**Exercise objective:** Tally the lines that contain "text" and report the total alone.

Recorded data
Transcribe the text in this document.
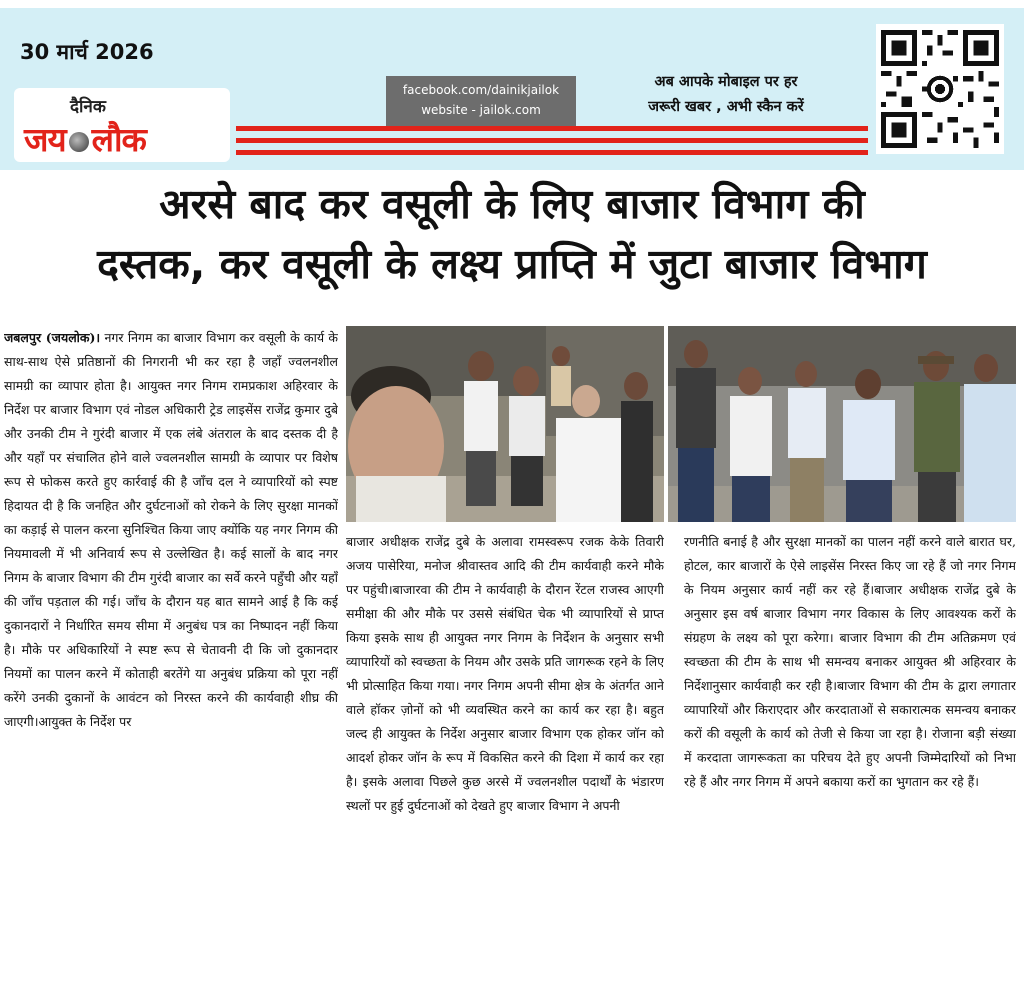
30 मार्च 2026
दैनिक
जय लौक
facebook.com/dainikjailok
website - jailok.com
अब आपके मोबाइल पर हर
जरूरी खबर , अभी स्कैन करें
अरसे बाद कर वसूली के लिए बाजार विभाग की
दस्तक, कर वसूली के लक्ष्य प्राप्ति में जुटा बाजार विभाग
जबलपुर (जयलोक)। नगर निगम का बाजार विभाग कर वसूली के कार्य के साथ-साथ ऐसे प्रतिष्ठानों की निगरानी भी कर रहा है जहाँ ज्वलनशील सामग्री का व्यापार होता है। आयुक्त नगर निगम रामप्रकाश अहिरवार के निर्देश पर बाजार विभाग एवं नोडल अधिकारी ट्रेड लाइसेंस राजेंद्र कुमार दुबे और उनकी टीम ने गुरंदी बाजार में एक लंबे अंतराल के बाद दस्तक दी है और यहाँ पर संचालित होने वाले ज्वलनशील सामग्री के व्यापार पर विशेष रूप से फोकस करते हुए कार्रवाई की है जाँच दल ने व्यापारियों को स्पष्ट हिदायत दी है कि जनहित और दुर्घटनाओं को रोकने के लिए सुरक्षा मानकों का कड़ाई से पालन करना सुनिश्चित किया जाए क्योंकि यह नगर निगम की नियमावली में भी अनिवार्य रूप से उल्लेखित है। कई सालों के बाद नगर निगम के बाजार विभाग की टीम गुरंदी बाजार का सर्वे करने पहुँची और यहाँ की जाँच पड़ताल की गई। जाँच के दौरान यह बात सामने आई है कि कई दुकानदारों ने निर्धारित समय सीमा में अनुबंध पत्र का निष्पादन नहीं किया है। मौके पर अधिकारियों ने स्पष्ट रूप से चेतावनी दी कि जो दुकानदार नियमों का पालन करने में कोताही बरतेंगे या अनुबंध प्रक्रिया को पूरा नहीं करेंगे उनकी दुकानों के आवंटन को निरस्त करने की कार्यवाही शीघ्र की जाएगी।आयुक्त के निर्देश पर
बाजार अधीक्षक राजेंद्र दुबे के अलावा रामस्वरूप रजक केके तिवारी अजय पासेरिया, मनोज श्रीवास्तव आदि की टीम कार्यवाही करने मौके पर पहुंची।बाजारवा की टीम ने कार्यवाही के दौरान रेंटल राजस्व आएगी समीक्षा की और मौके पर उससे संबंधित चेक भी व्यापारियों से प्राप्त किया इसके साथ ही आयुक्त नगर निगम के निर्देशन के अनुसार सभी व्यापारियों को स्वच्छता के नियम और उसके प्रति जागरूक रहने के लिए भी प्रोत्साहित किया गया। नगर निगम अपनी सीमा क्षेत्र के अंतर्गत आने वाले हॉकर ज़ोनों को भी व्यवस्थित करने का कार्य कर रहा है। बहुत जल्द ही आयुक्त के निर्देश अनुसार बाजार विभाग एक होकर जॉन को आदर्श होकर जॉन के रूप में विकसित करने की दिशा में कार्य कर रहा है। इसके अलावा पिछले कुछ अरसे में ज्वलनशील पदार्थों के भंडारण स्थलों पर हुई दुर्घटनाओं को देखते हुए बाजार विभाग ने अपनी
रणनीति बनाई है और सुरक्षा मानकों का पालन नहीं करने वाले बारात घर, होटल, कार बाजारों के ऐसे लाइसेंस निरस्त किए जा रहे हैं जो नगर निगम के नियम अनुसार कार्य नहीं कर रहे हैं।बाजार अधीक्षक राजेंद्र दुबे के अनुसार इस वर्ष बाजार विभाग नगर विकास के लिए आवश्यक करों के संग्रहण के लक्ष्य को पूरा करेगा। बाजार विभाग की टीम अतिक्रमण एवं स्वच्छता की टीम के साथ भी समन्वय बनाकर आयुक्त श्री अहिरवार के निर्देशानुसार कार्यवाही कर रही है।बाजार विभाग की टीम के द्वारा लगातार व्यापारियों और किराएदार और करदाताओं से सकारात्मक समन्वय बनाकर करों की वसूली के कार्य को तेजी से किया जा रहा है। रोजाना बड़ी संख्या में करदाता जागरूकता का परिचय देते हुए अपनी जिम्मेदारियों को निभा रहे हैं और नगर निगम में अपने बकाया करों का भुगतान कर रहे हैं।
...
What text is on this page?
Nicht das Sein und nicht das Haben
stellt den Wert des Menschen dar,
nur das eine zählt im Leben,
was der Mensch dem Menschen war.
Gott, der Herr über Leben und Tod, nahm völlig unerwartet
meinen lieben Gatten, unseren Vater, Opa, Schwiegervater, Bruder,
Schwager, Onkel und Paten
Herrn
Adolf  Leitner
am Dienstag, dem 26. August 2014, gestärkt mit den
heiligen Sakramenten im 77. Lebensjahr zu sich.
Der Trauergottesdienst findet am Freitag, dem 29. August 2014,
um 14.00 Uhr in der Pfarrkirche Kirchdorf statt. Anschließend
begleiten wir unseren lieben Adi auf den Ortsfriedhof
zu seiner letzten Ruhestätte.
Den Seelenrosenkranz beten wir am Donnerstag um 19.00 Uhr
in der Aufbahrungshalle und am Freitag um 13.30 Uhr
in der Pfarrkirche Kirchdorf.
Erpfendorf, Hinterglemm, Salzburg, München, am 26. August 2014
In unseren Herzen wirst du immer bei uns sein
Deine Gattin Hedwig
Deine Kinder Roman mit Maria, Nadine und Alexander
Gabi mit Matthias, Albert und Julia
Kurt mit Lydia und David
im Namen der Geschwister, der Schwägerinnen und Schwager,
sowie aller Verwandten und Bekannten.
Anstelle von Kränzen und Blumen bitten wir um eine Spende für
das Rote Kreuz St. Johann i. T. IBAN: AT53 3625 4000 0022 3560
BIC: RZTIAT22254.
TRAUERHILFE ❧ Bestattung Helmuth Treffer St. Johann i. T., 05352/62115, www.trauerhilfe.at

**The answer:** 2